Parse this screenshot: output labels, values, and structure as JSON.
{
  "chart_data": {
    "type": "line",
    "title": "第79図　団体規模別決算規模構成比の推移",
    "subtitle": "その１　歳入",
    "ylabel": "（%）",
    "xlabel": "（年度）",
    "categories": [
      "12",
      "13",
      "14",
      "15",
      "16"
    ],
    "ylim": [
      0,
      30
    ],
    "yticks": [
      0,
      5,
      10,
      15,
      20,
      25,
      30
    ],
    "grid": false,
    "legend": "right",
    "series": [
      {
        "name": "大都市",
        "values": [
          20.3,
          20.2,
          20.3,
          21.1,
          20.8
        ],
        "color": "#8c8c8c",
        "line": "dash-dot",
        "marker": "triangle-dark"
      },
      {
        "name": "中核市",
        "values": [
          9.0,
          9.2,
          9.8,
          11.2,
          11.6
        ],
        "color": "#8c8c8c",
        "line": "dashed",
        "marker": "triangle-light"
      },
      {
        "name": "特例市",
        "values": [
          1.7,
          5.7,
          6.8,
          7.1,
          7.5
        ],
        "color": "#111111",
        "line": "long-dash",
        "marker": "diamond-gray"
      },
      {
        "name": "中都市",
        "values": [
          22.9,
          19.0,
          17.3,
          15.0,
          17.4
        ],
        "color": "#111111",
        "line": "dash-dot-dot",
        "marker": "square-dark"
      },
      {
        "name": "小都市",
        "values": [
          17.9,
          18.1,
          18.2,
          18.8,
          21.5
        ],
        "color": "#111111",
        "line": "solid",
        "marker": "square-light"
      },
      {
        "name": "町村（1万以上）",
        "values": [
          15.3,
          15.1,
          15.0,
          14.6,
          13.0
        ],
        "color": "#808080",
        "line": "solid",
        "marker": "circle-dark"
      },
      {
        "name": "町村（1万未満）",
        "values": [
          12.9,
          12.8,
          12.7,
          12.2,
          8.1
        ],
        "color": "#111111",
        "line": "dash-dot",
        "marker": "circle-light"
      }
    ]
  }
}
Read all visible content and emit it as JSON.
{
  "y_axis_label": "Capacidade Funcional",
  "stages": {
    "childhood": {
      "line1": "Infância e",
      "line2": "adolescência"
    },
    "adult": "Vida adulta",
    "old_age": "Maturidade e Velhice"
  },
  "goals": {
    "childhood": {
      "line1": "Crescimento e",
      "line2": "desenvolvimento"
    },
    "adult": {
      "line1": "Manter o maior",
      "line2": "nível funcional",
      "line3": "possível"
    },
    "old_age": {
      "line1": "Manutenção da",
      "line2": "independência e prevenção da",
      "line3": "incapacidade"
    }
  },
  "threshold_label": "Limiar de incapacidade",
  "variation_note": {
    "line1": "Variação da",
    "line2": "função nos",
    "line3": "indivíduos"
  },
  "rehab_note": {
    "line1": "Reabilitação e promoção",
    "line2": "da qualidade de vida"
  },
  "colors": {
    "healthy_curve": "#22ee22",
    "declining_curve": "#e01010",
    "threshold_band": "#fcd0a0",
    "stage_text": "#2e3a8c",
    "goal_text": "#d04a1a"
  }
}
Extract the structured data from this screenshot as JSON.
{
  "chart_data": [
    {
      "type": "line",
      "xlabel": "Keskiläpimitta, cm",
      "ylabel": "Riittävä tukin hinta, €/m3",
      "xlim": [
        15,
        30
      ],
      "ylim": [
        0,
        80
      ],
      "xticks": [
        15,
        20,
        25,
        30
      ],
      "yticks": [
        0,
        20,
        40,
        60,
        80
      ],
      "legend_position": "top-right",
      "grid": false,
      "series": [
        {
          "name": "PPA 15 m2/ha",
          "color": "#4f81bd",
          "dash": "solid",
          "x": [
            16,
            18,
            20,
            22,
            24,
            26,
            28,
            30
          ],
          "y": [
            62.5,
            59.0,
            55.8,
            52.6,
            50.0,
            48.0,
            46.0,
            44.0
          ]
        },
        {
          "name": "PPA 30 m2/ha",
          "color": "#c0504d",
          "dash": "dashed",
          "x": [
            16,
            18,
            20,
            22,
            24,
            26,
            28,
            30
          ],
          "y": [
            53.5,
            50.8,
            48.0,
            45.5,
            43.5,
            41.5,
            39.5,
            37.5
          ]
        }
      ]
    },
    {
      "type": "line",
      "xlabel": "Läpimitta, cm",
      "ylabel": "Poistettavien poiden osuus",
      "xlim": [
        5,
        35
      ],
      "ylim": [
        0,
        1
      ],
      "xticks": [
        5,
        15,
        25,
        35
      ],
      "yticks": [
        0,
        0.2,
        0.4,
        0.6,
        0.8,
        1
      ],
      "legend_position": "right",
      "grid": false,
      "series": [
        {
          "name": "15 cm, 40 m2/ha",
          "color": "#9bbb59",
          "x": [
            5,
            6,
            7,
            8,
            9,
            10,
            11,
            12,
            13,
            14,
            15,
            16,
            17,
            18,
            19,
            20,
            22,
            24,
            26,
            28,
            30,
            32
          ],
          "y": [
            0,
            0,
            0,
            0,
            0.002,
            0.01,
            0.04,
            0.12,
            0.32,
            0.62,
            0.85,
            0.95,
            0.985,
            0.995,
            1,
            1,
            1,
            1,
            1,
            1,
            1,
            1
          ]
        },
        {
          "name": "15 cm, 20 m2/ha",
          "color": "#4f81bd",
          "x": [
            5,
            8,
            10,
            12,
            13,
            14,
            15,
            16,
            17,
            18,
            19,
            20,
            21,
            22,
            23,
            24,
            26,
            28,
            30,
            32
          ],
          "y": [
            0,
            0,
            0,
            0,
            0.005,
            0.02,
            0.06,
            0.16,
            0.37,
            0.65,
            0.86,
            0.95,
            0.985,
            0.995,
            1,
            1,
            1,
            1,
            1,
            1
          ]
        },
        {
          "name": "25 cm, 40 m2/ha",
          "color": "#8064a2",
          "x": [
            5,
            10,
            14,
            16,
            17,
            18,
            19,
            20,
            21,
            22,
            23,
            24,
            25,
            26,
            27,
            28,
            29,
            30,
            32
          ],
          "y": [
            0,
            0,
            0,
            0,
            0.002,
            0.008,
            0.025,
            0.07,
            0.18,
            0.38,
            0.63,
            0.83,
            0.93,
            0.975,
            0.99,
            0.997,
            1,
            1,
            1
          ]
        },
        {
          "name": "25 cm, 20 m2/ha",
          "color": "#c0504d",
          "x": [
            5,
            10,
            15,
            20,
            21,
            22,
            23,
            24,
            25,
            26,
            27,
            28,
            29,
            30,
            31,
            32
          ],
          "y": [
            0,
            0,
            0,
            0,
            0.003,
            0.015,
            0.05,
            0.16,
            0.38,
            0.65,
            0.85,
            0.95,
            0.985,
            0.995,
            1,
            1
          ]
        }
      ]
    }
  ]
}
___
Given task → Print the material above once more, exactly.

Task result →
Parse this screenshot: output labels, values, and structure as JSON.
{
  "chart_data": {
    "type": "line",
    "title": "第79図　団体規模別決算規模構成比の推移",
    "subtitle": "その１　歳入",
    "ylabel": "（%）",
    "xlabel": "（年度）",
    "categories": [
      "12",
      "13",
      "14",
      "15",
      "16"
    ],
    "ylim": [
      0,
      30
    ],
    "yticks": [
      0,
      5,
      10,
      15,
      20,
      25,
      30
    ],
    "grid": false,
    "legend": "right",
    "series": [
      {
        "name": "大都市",
        "values": [
          20.3,
          20.2,
          20.3,
          21.1,
          20.8
        ],
        "color": "#8c8c8c",
        "line": "dash-dot",
        "marker": "triangle-dark"
      },
      {
        "name": "中核市",
        "values": [
          9.0,
          9.2,
          9.8,
          11.2,
          11.6
        ],
        "color": "#8c8c8c",
        "line": "dashed",
        "marker": "triangle-light"
      },
      {
        "name": "特例市",
        "values": [
          1.7,
          5.7,
          6.8,
          7.1,
          7.5
        ],
        "color": "#111111",
        "line": "long-dash",
        "marker": "diamond-gray"
      },
      {
        "name": "中都市",
        "values": [
          22.9,
          19.0,
          17.3,
          15.0,
          17.4
        ],
        "color": "#111111",
        "line": "dash-dot-dot",
        "marker": "square-dark"
      },
      {
        "name": "小都市",
        "values": [
          17.9,
          18.1,
          18.2,
          18.8,
          21.5
        ],
        "color": "#111111",
        "line": "solid",
        "marker": "square-light"
      },
      {
        "name": "町村（1万以上）",
        "values": [
          15.3,
          15.1,
          15.0,
          14.6,
          13.0
        ],
        "color": "#808080",
        "line": "solid",
        "marker": "circle-dark"
      },
      {
        "name": "町村（1万未満）",
        "values": [
          12.9,
          12.8,
          12.7,
          12.2,
          8.1
        ],
        "color": "#111111",
        "line": "dash-dot",
        "marker": "circle-light"
      }
    ]
  }
}
Read all visible content and emit it as JSON.
{
  "y_axis_label": "Capacidade Funcional",
  "stages": {
    "childhood": {
      "line1": "Infância e",
      "line2": "adolescência"
    },
    "adult": "Vida adulta",
    "old_age": "Maturidade e Velhice"
  },
  "goals": {
    "childhood": {
      "line1": "Crescimento e",
      "line2": "desenvolvimento"
    },
    "adult": {
      "line1": "Manter o maior",
      "line2": "nível funcional",
      "line3": "possível"
    },
    "old_age": {
      "line1": "Manutenção da",
      "line2": "independência e prevenção da",
      "line3": "incapacidade"
    }
  },
  "threshold_label": "Limiar de incapacidade",
  "variation_note": {
    "line1": "Variação da",
    "line2": "função nos",
    "line3": "indivíduos"
  },
  "rehab_note": {
    "line1": "Reabilitação e promoção",
    "line2": "da qualidade de vida"
  },
  "colors": {
    "healthy_curve": "#22ee22",
    "declining_curve": "#e01010",
    "threshold_band": "#fcd0a0",
    "stage_text": "#2e3a8c",
    "goal_text": "#d04a1a"
  }
}
Extract the structured data from this screenshot as JSON.
{
  "chart_data": [
    {
      "type": "line",
      "xlabel": "Keskiläpimitta, cm",
      "ylabel": "Riittävä tukin hinta, €/m3",
      "xlim": [
        15,
        30
      ],
      "ylim": [
        0,
        80
      ],
      "xticks": [
        15,
        20,
        25,
        30
      ],
      "yticks": [
        0,
        20,
        40,
        60,
        80
      ],
      "legend_position": "top-right",
      "grid": false,
      "series": [
        {
          "name": "PPA 15 m2/ha",
          "color": "#4f81bd",
          "dash": "solid",
          "x": [
            16,
            18,
            20,
            22,
            24,
            26,
            28,
            30
          ],
          "y": [
            62.5,
            59.0,
            55.8,
            52.6,
            50.0,
            48.0,
            46.0,
            44.0
          ]
        },
        {
          "name": "PPA 30 m2/ha",
          "color": "#c0504d",
          "dash": "dashed",
          "x": [
            16,
            18,
            20,
            22,
            24,
            26,
            28,
            30
          ],
          "y": [
            53.5,
            50.8,
            48.0,
            45.5,
            43.5,
            41.5,
            39.5,
            37.5
          ]
        }
      ]
    },
    {
      "type": "line",
      "xlabel": "Läpimitta, cm",
      "ylabel": "Poistettavien poiden osuus",
      "xlim": [
        5,
        35
      ],
      "ylim": [
        0,
        1
      ],
      "xticks": [
        5,
        15,
        25,
        35
      ],
      "yticks": [
        0,
        0.2,
        0.4,
        0.6,
        0.8,
        1
      ],
      "legend_position": "right",
      "grid": false,
      "series": [
        {
          "name": "15 cm, 40 m2/ha",
          "color": "#9bbb59",
          "x": [
            5,
            6,
            7,
            8,
            9,
            10,
            11,
            12,
            13,
            14,
            15,
            16,
            17,
            18,
            19,
            20,
            22,
            24,
            26,
            28,
            30,
            32
          ],
          "y": [
            0,
            0,
            0,
            0,
            0.002,
            0.01,
            0.04,
            0.12,
            0.32,
            0.62,
            0.85,
            0.95,
            0.985,
            0.995,
            1,
            1,
            1,
            1,
            1,
            1,
            1,
            1
          ]
        },
        {
          "name": "15 cm, 20 m2/ha",
          "color": "#4f81bd",
          "x": [
            5,
            8,
            10,
            12,
            13,
            14,
            15,
            16,
            17,
            18,
            19,
            20,
            21,
            22,
            23,
            24,
            26,
            28,
            30,
            32
          ],
          "y": [
            0,
            0,
            0,
            0,
            0.005,
            0.02,
            0.06,
            0.16,
            0.37,
            0.65,
            0.86,
            0.95,
            0.985,
            0.995,
            1,
            1,
            1,
            1,
            1,
            1
          ]
        },
        {
          "name": "25 cm, 40 m2/ha",
          "color": "#8064a2",
          "x": [
            5,
            10,
            14,
            16,
            17,
            18,
            19,
            20,
            21,
            22,
            23,
            24,
            25,
            26,
            27,
            28,
            29,
            30,
            32
          ],
          "y": [
            0,
            0,
            0,
            0,
            0.002,
            0.008,
            0.025,
            0.07,
            0.18,
            0.38,
            0.63,
            0.83,
            0.93,
            0.975,
            0.99,
            0.997,
            1,
            1,
            1
          ]
        },
        {
          "name": "25 cm, 20 m2/ha",
          "color": "#c0504d",
          "x": [
            5,
            10,
            15,
            20,
            21,
            22,
            23,
            24,
            25,
            26,
            27,
            28,
            29,
            30,
            31,
            32
          ],
          "y": [
            0,
            0,
            0,
            0,
            0.003,
            0.015,
            0.05,
            0.16,
            0.38,
            0.65,
            0.85,
            0.95,
            0.985,
            0.995,
            1,
            1
          ]
        }
      ]
    }
  ]
}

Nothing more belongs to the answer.